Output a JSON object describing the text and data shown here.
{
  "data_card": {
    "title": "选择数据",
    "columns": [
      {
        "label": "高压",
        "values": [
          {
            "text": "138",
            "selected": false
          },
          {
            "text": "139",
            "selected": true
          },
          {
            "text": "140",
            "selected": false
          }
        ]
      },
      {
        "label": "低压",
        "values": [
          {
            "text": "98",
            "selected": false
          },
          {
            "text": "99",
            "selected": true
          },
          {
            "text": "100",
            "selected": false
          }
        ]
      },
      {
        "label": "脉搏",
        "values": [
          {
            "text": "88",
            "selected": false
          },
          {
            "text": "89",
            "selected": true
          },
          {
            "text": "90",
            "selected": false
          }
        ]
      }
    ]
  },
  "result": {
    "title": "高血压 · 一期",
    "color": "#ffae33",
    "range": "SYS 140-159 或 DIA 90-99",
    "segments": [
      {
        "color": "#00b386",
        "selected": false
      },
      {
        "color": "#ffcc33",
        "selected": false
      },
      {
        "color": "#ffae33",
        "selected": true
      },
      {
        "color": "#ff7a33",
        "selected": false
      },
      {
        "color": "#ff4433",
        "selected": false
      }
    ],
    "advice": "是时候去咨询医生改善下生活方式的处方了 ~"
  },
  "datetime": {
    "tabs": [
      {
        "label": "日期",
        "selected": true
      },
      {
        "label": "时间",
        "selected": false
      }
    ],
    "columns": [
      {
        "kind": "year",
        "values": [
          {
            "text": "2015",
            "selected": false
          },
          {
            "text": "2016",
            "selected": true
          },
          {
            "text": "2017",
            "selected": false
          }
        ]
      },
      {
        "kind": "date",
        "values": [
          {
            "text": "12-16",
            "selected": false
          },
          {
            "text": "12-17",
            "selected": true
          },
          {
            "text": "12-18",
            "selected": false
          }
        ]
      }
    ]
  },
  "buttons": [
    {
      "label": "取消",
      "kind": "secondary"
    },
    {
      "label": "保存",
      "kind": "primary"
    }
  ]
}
◆ ◆ ◆ ◆ ◆ ◆ ◆
- Your goal: Everything in the listing above should be restated exactly.

- Result of the exercise:
Output a JSON object describing the text and data shown here.
{
  "data_card": {
    "title": "选择数据",
    "columns": [
      {
        "label": "高压",
        "values": [
          {
            "text": "138",
            "selected": false
          },
          {
            "text": "139",
            "selected": true
          },
          {
            "text": "140",
            "selected": false
          }
        ]
      },
      {
        "label": "低压",
        "values": [
          {
            "text": "98",
            "selected": false
          },
          {
            "text": "99",
            "selected": true
          },
          {
            "text": "100",
            "selected": false
          }
        ]
      },
      {
        "label": "脉搏",
        "values": [
          {
            "text": "88",
            "selected": false
          },
          {
            "text": "89",
            "selected": true
          },
          {
            "text": "90",
            "selected": false
          }
        ]
      }
    ]
  },
  "result": {
    "title": "高血压 · 一期",
    "color": "#ffae33",
    "range": "SYS 140-159 或 DIA 90-99",
    "segments": [
      {
        "color": "#00b386",
        "selected": false
      },
      {
        "color": "#ffcc33",
        "selected": false
      },
      {
        "color": "#ffae33",
        "selected": true
      },
      {
        "color": "#ff7a33",
        "selected": false
      },
      {
        "color": "#ff4433",
        "selected": false
      }
    ],
    "advice": "是时候去咨询医生改善下生活方式的处方了 ~"
  },
  "datetime": {
    "tabs": [
      {
        "label": "日期",
        "selected": true
      },
      {
        "label": "时间",
        "selected": false
      }
    ],
    "columns": [
      {
        "kind": "year",
        "values": [
          {
            "text": "2015",
            "selected": false
          },
          {
            "text": "2016",
            "selected": true
          },
          {
            "text": "2017",
            "selected": false
          }
        ]
      },
      {
        "kind": "date",
        "values": [
          {
            "text": "12-16",
            "selected": false
          },
          {
            "text": "12-17",
            "selected": true
          },
          {
            "text": "12-18",
            "selected": false
          }
        ]
      }
    ]
  },
  "buttons": [
    {
      "label": "取消",
      "kind": "secondary"
    },
    {
      "label": "保存",
      "kind": "primary"
    }
  ]
}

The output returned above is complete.